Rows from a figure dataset
↓
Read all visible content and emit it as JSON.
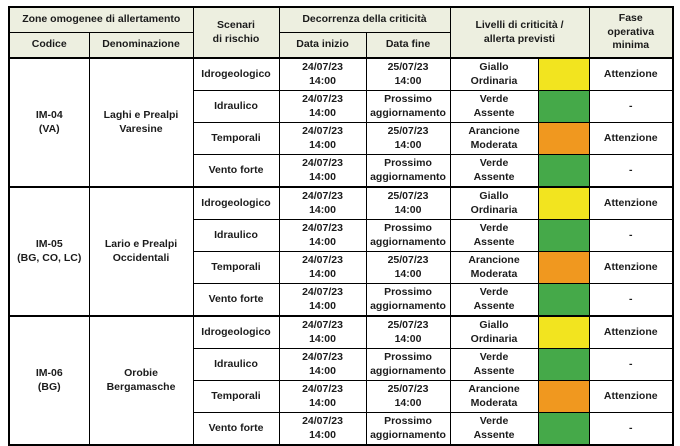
{
  "table": {
    "headers": {
      "zone": "Zone omogenee di allertamento",
      "codice": "Codice",
      "denominazione": "Denominazione",
      "scenari": "Scenari\ndi rischio",
      "decorrenza": "Decorrenza della criticità",
      "data_inizio": "Data inizio",
      "data_fine": "Data fine",
      "livelli": "Livelli di criticità /\nallerta previsti",
      "fase": "Fase\noperativa\nminima"
    },
    "level_colors": {
      "giallo": "#f2e41f",
      "verde": "#45a949",
      "arancione": "#f0981f"
    },
    "header_bg": "#edefe0",
    "groups": [
      {
        "codice": "IM-04\n(VA)",
        "denominazione": "Laghi e Prealpi\nVaresine",
        "rows": [
          {
            "scenario": "Idrogeologico",
            "inizio": "24/07/23\n14:00",
            "fine": "25/07/23\n14:00",
            "livello": "Giallo\nOrdinaria",
            "colore": "giallo",
            "fase": "Attenzione"
          },
          {
            "scenario": "Idraulico",
            "inizio": "24/07/23\n14:00",
            "fine": "Prossimo\naggiornamento",
            "livello": "Verde\nAssente",
            "colore": "verde",
            "fase": "-"
          },
          {
            "scenario": "Temporali",
            "inizio": "24/07/23\n14:00",
            "fine": "25/07/23\n14:00",
            "livello": "Arancione\nModerata",
            "colore": "arancione",
            "fase": "Attenzione"
          },
          {
            "scenario": "Vento forte",
            "inizio": "24/07/23\n14:00",
            "fine": "Prossimo\naggiornamento",
            "livello": "Verde\nAssente",
            "colore": "verde",
            "fase": "-"
          }
        ]
      },
      {
        "codice": "IM-05\n(BG, CO, LC)",
        "denominazione": "Lario e Prealpi\nOccidentali",
        "rows": [
          {
            "scenario": "Idrogeologico",
            "inizio": "24/07/23\n14:00",
            "fine": "25/07/23\n14:00",
            "livello": "Giallo\nOrdinaria",
            "colore": "giallo",
            "fase": "Attenzione"
          },
          {
            "scenario": "Idraulico",
            "inizio": "24/07/23\n14:00",
            "fine": "Prossimo\naggiornamento",
            "livello": "Verde\nAssente",
            "colore": "verde",
            "fase": "-"
          },
          {
            "scenario": "Temporali",
            "inizio": "24/07/23\n14:00",
            "fine": "25/07/23\n14:00",
            "livello": "Arancione\nModerata",
            "colore": "arancione",
            "fase": "Attenzione"
          },
          {
            "scenario": "Vento forte",
            "inizio": "24/07/23\n14:00",
            "fine": "Prossimo\naggiornamento",
            "livello": "Verde\nAssente",
            "colore": "verde",
            "fase": "-"
          }
        ]
      },
      {
        "codice": "IM-06\n(BG)",
        "denominazione": "Orobie\nBergamasche",
        "rows": [
          {
            "scenario": "Idrogeologico",
            "inizio": "24/07/23\n14:00",
            "fine": "25/07/23\n14:00",
            "livello": "Giallo\nOrdinaria",
            "colore": "giallo",
            "fase": "Attenzione"
          },
          {
            "scenario": "Idraulico",
            "inizio": "24/07/23\n14:00",
            "fine": "Prossimo\naggiornamento",
            "livello": "Verde\nAssente",
            "colore": "verde",
            "fase": "-"
          },
          {
            "scenario": "Temporali",
            "inizio": "24/07/23\n14:00",
            "fine": "25/07/23\n14:00",
            "livello": "Arancione\nModerata",
            "colore": "arancione",
            "fase": "Attenzione"
          },
          {
            "scenario": "Vento forte",
            "inizio": "24/07/23\n14:00",
            "fine": "Prossimo\naggiornamento",
            "livello": "Verde\nAssente",
            "colore": "verde",
            "fase": "-"
          }
        ]
      }
    ]
  }
}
↑
Goal:
Drop the pictures and reproduce the rest of the entries above exactly.

Answer to the task:
Read all visible content and emit it as JSON.
{
  "table": {
    "headers": {
      "zone": "Zone omogenee di allertamento",
      "codice": "Codice",
      "denominazione": "Denominazione",
      "scenari": "Scenari\ndi rischio",
      "decorrenza": "Decorrenza della criticità",
      "data_inizio": "Data inizio",
      "data_fine": "Data fine",
      "livelli": "Livelli di criticità /\nallerta previsti",
      "fase": "Fase\noperativa\nminima"
    },
    "level_colors": {
      "giallo": "#f2e41f",
      "verde": "#45a949",
      "arancione": "#f0981f"
    },
    "header_bg": "#edefe0",
    "groups": [
      {
        "codice": "IM-04\n(VA)",
        "denominazione": "Laghi e Prealpi\nVaresine",
        "rows": [
          {
            "scenario": "Idrogeologico",
            "inizio": "24/07/23\n14:00",
            "fine": "25/07/23\n14:00",
            "livello": "Giallo\nOrdinaria",
            "colore": "giallo",
            "fase": "Attenzione"
          },
          {
            "scenario": "Idraulico",
            "inizio": "24/07/23\n14:00",
            "fine": "Prossimo\naggiornamento",
            "livello": "Verde\nAssente",
            "colore": "verde",
            "fase": "-"
          },
          {
            "scenario": "Temporali",
            "inizio": "24/07/23\n14:00",
            "fine": "25/07/23\n14:00",
            "livello": "Arancione\nModerata",
            "colore": "arancione",
            "fase": "Attenzione"
          },
          {
            "scenario": "Vento forte",
            "inizio": "24/07/23\n14:00",
            "fine": "Prossimo\naggiornamento",
            "livello": "Verde\nAssente",
            "colore": "verde",
            "fase": "-"
          }
        ]
      },
      {
        "codice": "IM-05\n(BG, CO, LC)",
        "denominazione": "Lario e Prealpi\nOccidentali",
        "rows": [
          {
            "scenario": "Idrogeologico",
            "inizio": "24/07/23\n14:00",
            "fine": "25/07/23\n14:00",
            "livello": "Giallo\nOrdinaria",
            "colore": "giallo",
            "fase": "Attenzione"
          },
          {
            "scenario": "Idraulico",
            "inizio": "24/07/23\n14:00",
            "fine": "Prossimo\naggiornamento",
            "livello": "Verde\nAssente",
            "colore": "verde",
            "fase": "-"
          },
          {
            "scenario": "Temporali",
            "inizio": "24/07/23\n14:00",
            "fine": "25/07/23\n14:00",
            "livello": "Arancione\nModerata",
            "colore": "arancione",
            "fase": "Attenzione"
          },
          {
            "scenario": "Vento forte",
            "inizio": "24/07/23\n14:00",
            "fine": "Prossimo\naggiornamento",
            "livello": "Verde\nAssente",
            "colore": "verde",
            "fase": "-"
          }
        ]
      },
      {
        "codice": "IM-06\n(BG)",
        "denominazione": "Orobie\nBergamasche",
        "rows": [
          {
            "scenario": "Idrogeologico",
            "inizio": "24/07/23\n14:00",
            "fine": "25/07/23\n14:00",
            "livello": "Giallo\nOrdinaria",
            "colore": "giallo",
            "fase": "Attenzione"
          },
          {
            "scenario": "Idraulico",
            "inizio": "24/07/23\n14:00",
            "fine": "Prossimo\naggiornamento",
            "livello": "Verde\nAssente",
            "colore": "verde",
            "fase": "-"
          },
          {
            "scenario": "Temporali",
            "inizio": "24/07/23\n14:00",
            "fine": "25/07/23\n14:00",
            "livello": "Arancione\nModerata",
            "colore": "arancione",
            "fase": "Attenzione"
          },
          {
            "scenario": "Vento forte",
            "inizio": "24/07/23\n14:00",
            "fine": "Prossimo\naggiornamento",
            "livello": "Verde\nAssente",
            "colore": "verde",
            "fase": "-"
          }
        ]
      }
    ]
  }
}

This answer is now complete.